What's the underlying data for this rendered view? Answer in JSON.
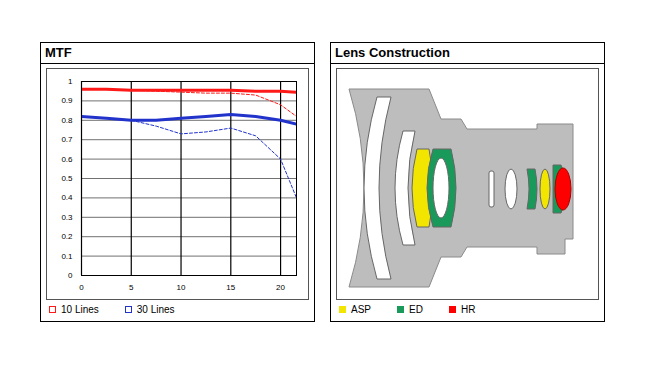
{
  "chart_data": {
    "type": "line",
    "title": "MTF",
    "x": [
      0,
      2.5,
      5,
      7.5,
      10,
      12.5,
      15,
      17.5,
      20,
      21.6
    ],
    "series": [
      {
        "name": "10 Lines",
        "color": "#ff1a1a",
        "line_style": "solid",
        "values": [
          0.96,
          0.96,
          0.955,
          0.955,
          0.955,
          0.955,
          0.955,
          0.95,
          0.95,
          0.945
        ]
      },
      {
        "name": "10 Lines",
        "color": "#ff1a1a",
        "line_style": "dashed",
        "values": [
          0.96,
          0.96,
          0.955,
          0.95,
          0.945,
          0.94,
          0.94,
          0.93,
          0.88,
          0.82
        ]
      },
      {
        "name": "30 Lines",
        "color": "#2233cc",
        "line_style": "solid",
        "values": [
          0.82,
          0.81,
          0.8,
          0.8,
          0.81,
          0.82,
          0.83,
          0.82,
          0.8,
          0.78
        ]
      },
      {
        "name": "30 Lines",
        "color": "#2233cc",
        "line_style": "dashed",
        "values": [
          0.82,
          0.81,
          0.8,
          0.77,
          0.73,
          0.74,
          0.76,
          0.72,
          0.6,
          0.4
        ]
      }
    ],
    "xlim": [
      0,
      21.6
    ],
    "xticks": [
      0,
      5,
      10,
      15,
      20
    ],
    "ylim": [
      0,
      1
    ],
    "yticks": [
      0,
      0.1,
      0.2,
      0.3,
      0.4,
      0.5,
      0.6,
      0.7,
      0.8,
      0.9,
      1
    ],
    "grid": true,
    "legend": "bottom"
  },
  "lens_construction": {
    "title": "Lens Construction",
    "labels": [
      {
        "label": "ASP",
        "color": "#f2e600"
      },
      {
        "label": "ED",
        "color": "#1a9a5a"
      },
      {
        "label": "HR",
        "color": "#ff0000"
      }
    ]
  }
}
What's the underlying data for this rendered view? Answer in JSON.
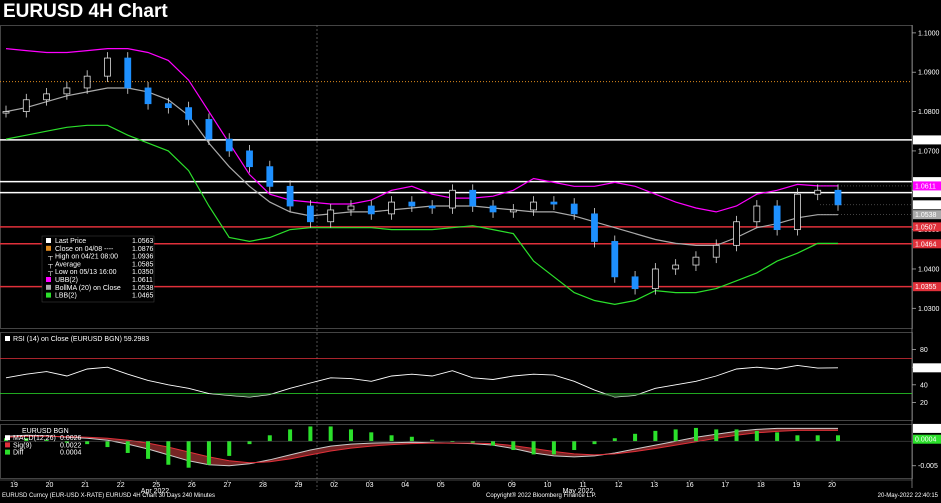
{
  "title": "EURUSD 4H Chart",
  "chart_data": [
    {
      "type": "line",
      "panel": "price",
      "instrument": "EURUSD",
      "ylim": [
        1.025,
        1.102
      ],
      "y_ticks": [
        "1.1000",
        "1.0900",
        "1.0800",
        "1.0700",
        "1.0600",
        "1.0500",
        "1.0400",
        "1.0300"
      ],
      "x_ticks": [
        "19",
        "20",
        "21",
        "22",
        "25",
        "26",
        "27",
        "28",
        "29",
        "02",
        "03",
        "04",
        "05",
        "06",
        "09",
        "10",
        "11",
        "12",
        "13",
        "16",
        "17",
        "18",
        "19",
        "20"
      ],
      "x_month_labels": [
        "Apr 2022",
        "May 2022"
      ],
      "hlines": [
        {
          "value": 1.0876,
          "color": "#e08a1e",
          "style": "dotted"
        },
        {
          "value": 1.0728,
          "color": "#ffffff",
          "label": "1.0728"
        },
        {
          "value": 1.0622,
          "color": "#ffffff",
          "label": "1.0622"
        },
        {
          "value": 1.0594,
          "color": "#ffffff",
          "label": "1.0594"
        },
        {
          "value": 1.0507,
          "color": "#e0303a",
          "label": "1.0507"
        },
        {
          "value": 1.0464,
          "color": "#e0303a",
          "label": "1.0464"
        },
        {
          "value": 1.0355,
          "color": "#e0303a",
          "label": "1.0355"
        }
      ],
      "price_labels": [
        {
          "value": 1.0611,
          "text": "1.0611",
          "color": "#ff00ff"
        },
        {
          "value": 1.0563,
          "text": "1.0563",
          "color": "#000000"
        },
        {
          "value": 1.0538,
          "text": "1.0538",
          "color": "#aaaaaa"
        }
      ],
      "legend": [
        {
          "marker": "#ffffff",
          "label": "Last Price",
          "value": "1.0563"
        },
        {
          "marker": "#e08a1e",
          "label": "Close on 04/08 ----",
          "value": "1.0876"
        },
        {
          "marker": "none",
          "label": "High on 04/21 08:00",
          "value": "1.0936"
        },
        {
          "marker": "none",
          "label": "Average",
          "value": "1.0585"
        },
        {
          "marker": "none",
          "label": "Low on 05/13 16:00",
          "value": "1.0350"
        },
        {
          "marker": "#ff00ff",
          "label": "UBB(2)",
          "value": "1.0611"
        },
        {
          "marker": "#aaaaaa",
          "label": "BollMA (20)  on Close",
          "value": "1.0538"
        },
        {
          "marker": "#2be02b",
          "label": "LBB(2)",
          "value": "1.0465"
        }
      ],
      "series": [
        {
          "name": "Last Price",
          "values": [
            1.08,
            1.083,
            1.0845,
            1.086,
            1.089,
            1.0936,
            1.086,
            1.082,
            1.081,
            1.078,
            1.073,
            1.07,
            1.066,
            1.061,
            1.056,
            1.052,
            1.055,
            1.056,
            1.054,
            1.057,
            1.056,
            1.0555,
            1.06,
            1.056,
            1.0545,
            1.055,
            1.057,
            1.0565,
            1.054,
            1.047,
            1.038,
            1.035,
            1.04,
            1.041,
            1.043,
            1.046,
            1.052,
            1.056,
            1.05,
            1.059,
            1.06,
            1.0563
          ]
        },
        {
          "name": "UBB(2)",
          "values": [
            1.096,
            1.0955,
            1.095,
            1.095,
            1.0955,
            1.096,
            1.096,
            1.095,
            1.093,
            1.088,
            1.08,
            1.072,
            1.064,
            1.059,
            1.0575,
            1.057,
            1.0565,
            1.0565,
            1.0575,
            1.06,
            1.061,
            1.059,
            1.058,
            1.058,
            1.0585,
            1.06,
            1.063,
            1.062,
            1.061,
            1.061,
            1.062,
            1.061,
            1.059,
            1.057,
            1.0555,
            1.0545,
            1.056,
            1.059,
            1.06,
            1.0615,
            1.0611,
            1.0611
          ]
        },
        {
          "name": "BollMA (20)",
          "values": [
            1.08,
            1.081,
            1.0825,
            1.084,
            1.085,
            1.086,
            1.086,
            1.085,
            1.083,
            1.079,
            1.072,
            1.066,
            1.061,
            1.057,
            1.0545,
            1.0535,
            1.054,
            1.0545,
            1.0545,
            1.055,
            1.0555,
            1.056,
            1.056,
            1.056,
            1.0555,
            1.055,
            1.0545,
            1.0545,
            1.0535,
            1.052,
            1.0505,
            1.049,
            1.0475,
            1.0465,
            1.046,
            1.046,
            1.048,
            1.0505,
            1.0515,
            1.053,
            1.0538,
            1.0538
          ]
        },
        {
          "name": "LBB(2)",
          "values": [
            1.073,
            1.074,
            1.075,
            1.076,
            1.0765,
            1.0765,
            1.074,
            1.072,
            1.07,
            1.065,
            1.056,
            1.048,
            1.047,
            1.048,
            1.05,
            1.0505,
            1.0505,
            1.0505,
            1.0505,
            1.05,
            1.05,
            1.05,
            1.0505,
            1.051,
            1.05,
            1.049,
            1.042,
            1.038,
            1.034,
            1.032,
            1.031,
            1.032,
            1.0345,
            1.034,
            1.034,
            1.035,
            1.037,
            1.039,
            1.042,
            1.044,
            1.0465,
            1.0465
          ]
        }
      ]
    },
    {
      "type": "line",
      "panel": "rsi",
      "legend": "RSI (14)   on Close (EURUSD BGN)  59.2983",
      "ylim": [
        0,
        100
      ],
      "y_ticks": [
        "80",
        "60",
        "40",
        "20"
      ],
      "hlines": [
        {
          "value": 70,
          "color": "#e0303a"
        },
        {
          "value": 30,
          "color": "#2be02b"
        }
      ],
      "price_label": "59.2983",
      "series": [
        {
          "name": "RSI (14)",
          "values": [
            48,
            52,
            55,
            50,
            58,
            60,
            52,
            45,
            40,
            36,
            30,
            28,
            26,
            29,
            36,
            42,
            48,
            47,
            44,
            50,
            52,
            50,
            56,
            48,
            46,
            50,
            52,
            51,
            44,
            34,
            26,
            28,
            36,
            40,
            44,
            50,
            58,
            60,
            58,
            62,
            59,
            59.2983
          ]
        }
      ]
    },
    {
      "type": "area",
      "panel": "macd",
      "legend": [
        {
          "marker": "#ffffff",
          "label": "EURUSD BGN",
          "value": ""
        },
        {
          "marker": "#ffffff",
          "label": "MACD(12,26)",
          "value": "0.0026"
        },
        {
          "marker": "#e0303a",
          "label": "Sig(9)",
          "value": "0.0022"
        },
        {
          "marker": "#2be02b",
          "label": "Diff",
          "value": "0.0004"
        }
      ],
      "ylim": [
        -0.0075,
        0.0035
      ],
      "y_ticks": [
        "-0.005"
      ],
      "price_labels": [
        {
          "value": 0.0026,
          "text": "0.0026",
          "color": "#000000"
        },
        {
          "value": 0.0004,
          "text": "0.0004",
          "color": "#2be02b"
        }
      ],
      "series": [
        {
          "name": "MACD(12,26)",
          "values": [
            0.001,
            0.0012,
            0.0011,
            0.0008,
            0.0006,
            0.0002,
            -0.0006,
            -0.0016,
            -0.0028,
            -0.004,
            -0.0048,
            -0.005,
            -0.0046,
            -0.0038,
            -0.0028,
            -0.0018,
            -0.001,
            -0.0006,
            -0.0004,
            -0.0003,
            -0.0002,
            -0.0003,
            -0.0004,
            -0.0005,
            -0.0008,
            -0.0015,
            -0.0024,
            -0.003,
            -0.0032,
            -0.003,
            -0.0024,
            -0.0016,
            -0.0008,
            0.0,
            0.0008,
            0.0014,
            0.002,
            0.0024,
            0.0026,
            0.0026,
            0.0026,
            0.0026
          ]
        },
        {
          "name": "Sig(9)",
          "values": [
            0.0008,
            0.001,
            0.001,
            0.0009,
            0.0008,
            0.0006,
            0.0002,
            -0.0004,
            -0.0012,
            -0.0022,
            -0.0032,
            -0.004,
            -0.0044,
            -0.0042,
            -0.0036,
            -0.0028,
            -0.002,
            -0.0014,
            -0.001,
            -0.0007,
            -0.0005,
            -0.0004,
            -0.0004,
            -0.0004,
            -0.0005,
            -0.0009,
            -0.0015,
            -0.0021,
            -0.0026,
            -0.0028,
            -0.0026,
            -0.0021,
            -0.0015,
            -0.0008,
            -0.0001,
            0.0006,
            0.0012,
            0.0017,
            0.002,
            0.0022,
            0.0022,
            0.0022
          ]
        }
      ]
    }
  ],
  "footer": {
    "left": "EURUSD Curncy (EUR-USD X-RATE) EURUSD 4H Chart 30 Days 240 Minutes",
    "center": "Copyright® 2022 Bloomberg Finance L.P.",
    "right": "20-May-2022 22:40:15"
  },
  "colors": {
    "upper_band": "#ff00ff",
    "middle_band": "#aaaaaa",
    "lower_band": "#2be02b",
    "candle": "#1e90ff",
    "resistance": "#ffffff",
    "support": "#e0303a",
    "close_line": "#e08a1e"
  }
}
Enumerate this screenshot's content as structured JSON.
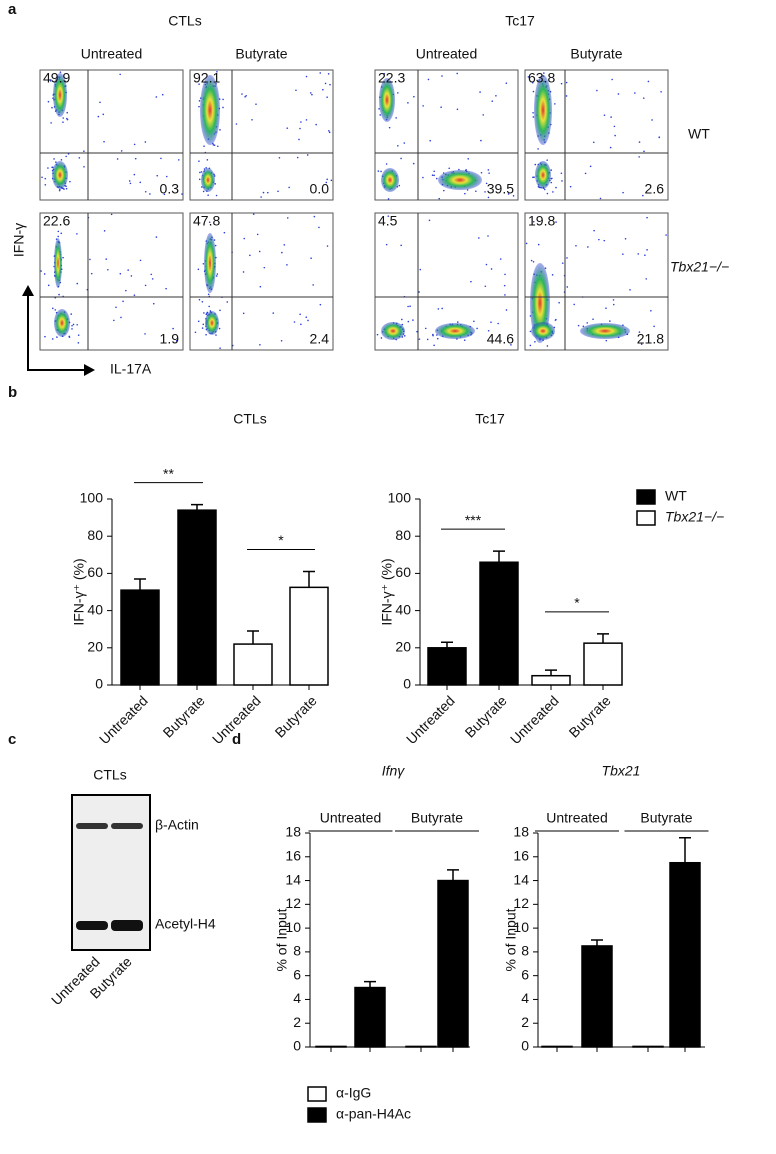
{
  "figure": {
    "panel_labels": [
      "a",
      "b",
      "c",
      "d"
    ]
  },
  "flow": {
    "groups": [
      "CTLs",
      "Tc17"
    ],
    "conditions": [
      "Untreated",
      "Butyrate",
      "Untreated",
      "Butyrate"
    ],
    "rows": [
      "WT",
      "Tbx21−/−"
    ],
    "y_axis": "IFN-γ",
    "x_axis": "IL-17A",
    "quadrants": [
      [
        [
          "49.9",
          "0.3"
        ],
        [
          "92.1",
          "0.0"
        ],
        [
          "22.3",
          "39.5"
        ],
        [
          "63.8",
          "2.6"
        ]
      ],
      [
        [
          "22.6",
          "1.9"
        ],
        [
          "47.8",
          "2.4"
        ],
        [
          "4.5",
          "44.6"
        ],
        [
          "19.8",
          "21.8"
        ]
      ]
    ]
  },
  "blot": {
    "title": "CTLs",
    "bands": [
      "β-Actin",
      "Acetyl-H4"
    ],
    "lanes": [
      "Untreated",
      "Butyrate"
    ]
  },
  "chart_data": [
    {
      "type": "bar",
      "title": "CTLs",
      "y_label": "IFN-γ⁺ (%)",
      "categories": [
        "Untreated",
        "Butyrate"
      ],
      "ylim": [
        0,
        100
      ],
      "yticks": [
        0,
        20,
        40,
        60,
        80,
        100
      ],
      "series": [
        {
          "color": "#000000",
          "values": [
            51,
            94
          ],
          "errors": [
            6,
            3
          ]
        },
        {
          "color": "#ffffff",
          "values": [
            22,
            52.5
          ],
          "errors": [
            7,
            8.5
          ]
        }
      ],
      "significance": [
        {
          "text": "**",
          "series": 0
        },
        {
          "text": "*",
          "series": 1
        }
      ]
    },
    {
      "type": "bar",
      "title": "Tc17",
      "y_label": "IFN-γ⁺ (%)",
      "categories": [
        "Untreated",
        "Butyrate"
      ],
      "ylim": [
        0,
        100
      ],
      "yticks": [
        0,
        20,
        40,
        60,
        80,
        100
      ],
      "series": [
        {
          "name": "WT",
          "color": "#000000",
          "values": [
            20,
            66
          ],
          "errors": [
            3,
            6
          ]
        },
        {
          "name": "Tbx21−/−",
          "color": "#ffffff",
          "values": [
            5,
            22.5
          ],
          "errors": [
            3,
            5
          ]
        }
      ],
      "significance": [
        {
          "text": "***",
          "series": 0
        },
        {
          "text": "*",
          "series": 1
        }
      ]
    },
    {
      "type": "bar",
      "title": "Ifnγ",
      "y_label": "% of Input",
      "categories": [
        "Untreated",
        "Butyrate"
      ],
      "ylim": [
        0,
        18
      ],
      "yticks": [
        0,
        2,
        4,
        6,
        8,
        10,
        12,
        14,
        16,
        18
      ],
      "series": [
        {
          "name": "α-IgG",
          "color": "#ffffff",
          "values": [
            0.05,
            0.05
          ],
          "errors": [
            0,
            0
          ]
        },
        {
          "name": "α-pan-H4Ac",
          "color": "#000000",
          "values": [
            5,
            14
          ],
          "errors": [
            0.5,
            0.9
          ]
        }
      ]
    },
    {
      "type": "bar",
      "title": "Tbx21",
      "y_label": "% of Input",
      "categories": [
        "Untreated",
        "Butyrate"
      ],
      "ylim": [
        0,
        18
      ],
      "yticks": [
        0,
        2,
        4,
        6,
        8,
        10,
        12,
        14,
        16,
        18
      ],
      "series": [
        {
          "color": "#ffffff",
          "values": [
            0.05,
            0.05
          ],
          "errors": [
            0,
            0
          ]
        },
        {
          "color": "#000000",
          "values": [
            8.5,
            15.5
          ],
          "errors": [
            0.5,
            2.1
          ]
        }
      ]
    }
  ]
}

Exercise goal
Pull out every line containing "legend".

Answer for the task
    "legend": "bottom"
      "legend": [
      "legend": "RSI (14)   on Close (EURUSD BGN)  59.2983",
      "legend": [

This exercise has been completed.